[GIVEN PROBLEM A]
For each statement below, say whether it agrees with the discussion of eternity and heat death. Answer yes or no, and quote the deciding words from the text.
(i) The writer uses "eternity" to mean an infinite amount of time.
(ii) The writer says scientists have no figure for how long remains before heat death.
(iii) The writer treats something coming from nothing as the same thing as a vacuum.

[PASSAGE GIVEN]
— Begin —

Assumptions are just that: assumptions. You have made many. You have assumed that something must be eternal. We don't know that. You assumed that there is a prime mover. We don't know that. You assumed that energy would have reached a state of equilibrium. We don't know that.



Um...Do you think something can come from nothing? Logically, you must assume that something is eternal *or* that something can come from nothing (which is, BTW, something much different from a vacuum.) Unless you're just ignoring logic or claiming it doesn't apply...which I suppose you could do.

Assumed the energy would have reached a state of equilibrium? I'm using eternity technically here: it doesn't mean "a really long time." It means an infinite amount of time. And because it takes a finite time for the energy in the universe to reach an equilibrium (I think scientists have a number on how much longer we have before heat death, actually) so if the universe is an eternity old, then, logically, it should have had a heat death already...

— End —

[ITEMS]
— Begin —

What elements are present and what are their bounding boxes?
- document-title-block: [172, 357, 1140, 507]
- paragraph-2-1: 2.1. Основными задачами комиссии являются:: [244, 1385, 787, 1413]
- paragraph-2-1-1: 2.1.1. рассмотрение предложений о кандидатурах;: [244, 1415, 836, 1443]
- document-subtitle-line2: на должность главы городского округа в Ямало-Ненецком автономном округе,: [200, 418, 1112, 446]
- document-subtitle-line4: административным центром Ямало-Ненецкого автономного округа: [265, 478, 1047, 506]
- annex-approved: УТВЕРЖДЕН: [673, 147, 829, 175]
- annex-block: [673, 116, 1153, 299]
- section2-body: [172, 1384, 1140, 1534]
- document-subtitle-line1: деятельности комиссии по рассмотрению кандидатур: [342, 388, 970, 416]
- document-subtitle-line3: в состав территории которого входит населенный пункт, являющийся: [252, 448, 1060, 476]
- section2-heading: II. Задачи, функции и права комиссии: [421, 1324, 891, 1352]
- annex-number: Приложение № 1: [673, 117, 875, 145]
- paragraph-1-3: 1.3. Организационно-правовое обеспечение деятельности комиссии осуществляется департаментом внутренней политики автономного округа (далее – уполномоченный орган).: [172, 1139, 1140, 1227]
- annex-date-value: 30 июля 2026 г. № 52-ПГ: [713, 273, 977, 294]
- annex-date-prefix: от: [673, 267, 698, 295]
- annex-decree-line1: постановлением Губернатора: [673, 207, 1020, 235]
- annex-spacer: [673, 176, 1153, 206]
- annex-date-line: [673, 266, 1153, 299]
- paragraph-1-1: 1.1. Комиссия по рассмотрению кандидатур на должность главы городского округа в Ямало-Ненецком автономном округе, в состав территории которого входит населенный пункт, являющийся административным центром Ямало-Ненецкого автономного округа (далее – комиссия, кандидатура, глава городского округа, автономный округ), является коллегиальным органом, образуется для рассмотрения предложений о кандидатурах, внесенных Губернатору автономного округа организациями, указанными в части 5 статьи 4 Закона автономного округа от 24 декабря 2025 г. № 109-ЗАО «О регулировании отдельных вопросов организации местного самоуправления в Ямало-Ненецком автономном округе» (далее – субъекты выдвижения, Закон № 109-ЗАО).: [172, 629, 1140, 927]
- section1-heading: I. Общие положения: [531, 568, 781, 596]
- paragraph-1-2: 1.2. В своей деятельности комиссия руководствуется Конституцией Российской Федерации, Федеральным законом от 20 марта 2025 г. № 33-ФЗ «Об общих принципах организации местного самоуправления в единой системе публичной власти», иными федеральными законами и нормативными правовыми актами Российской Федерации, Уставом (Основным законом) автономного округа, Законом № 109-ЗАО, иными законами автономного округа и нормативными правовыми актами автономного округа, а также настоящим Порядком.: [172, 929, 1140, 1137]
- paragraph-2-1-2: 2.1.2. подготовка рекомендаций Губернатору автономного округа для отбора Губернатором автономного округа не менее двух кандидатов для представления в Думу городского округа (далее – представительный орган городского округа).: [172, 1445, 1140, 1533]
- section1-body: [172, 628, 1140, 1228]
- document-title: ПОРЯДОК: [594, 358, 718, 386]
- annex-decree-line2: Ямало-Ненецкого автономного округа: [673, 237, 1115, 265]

— End —

[GIVEN PROBLEM B] Copy out the records word for word, everything from their first line down to the line containing "- document-subtitle-line4: административным", both ends included.

[TASK RESPONSE A]
(i) Yes: "It means an infinite amount of time."
(ii) No: "I think scientists have a number on how much longer we have before heat death, actually"
(iii) No: "which is, BTW, something much different from a vacuum."

[TASK RESPONSE B]
What elements are present and what are their bounding boxes?
- document-title-block: [172, 357, 1140, 507]
- paragraph-2-1: 2.1. Основными задачами комиссии являются:: [244, 1385, 787, 1413]
- paragraph-2-1-1: 2.1.1. рассмотрение предложений о кандидатурах;: [244, 1415, 836, 1443]
- document-subtitle-line2: на должность главы городского округа в Ямало-Ненецком автономном округе,: [200, 418, 1112, 446]
- document-subtitle-line4: административным центром Ямало-Ненецкого автономного округа: [265, 478, 1047, 506]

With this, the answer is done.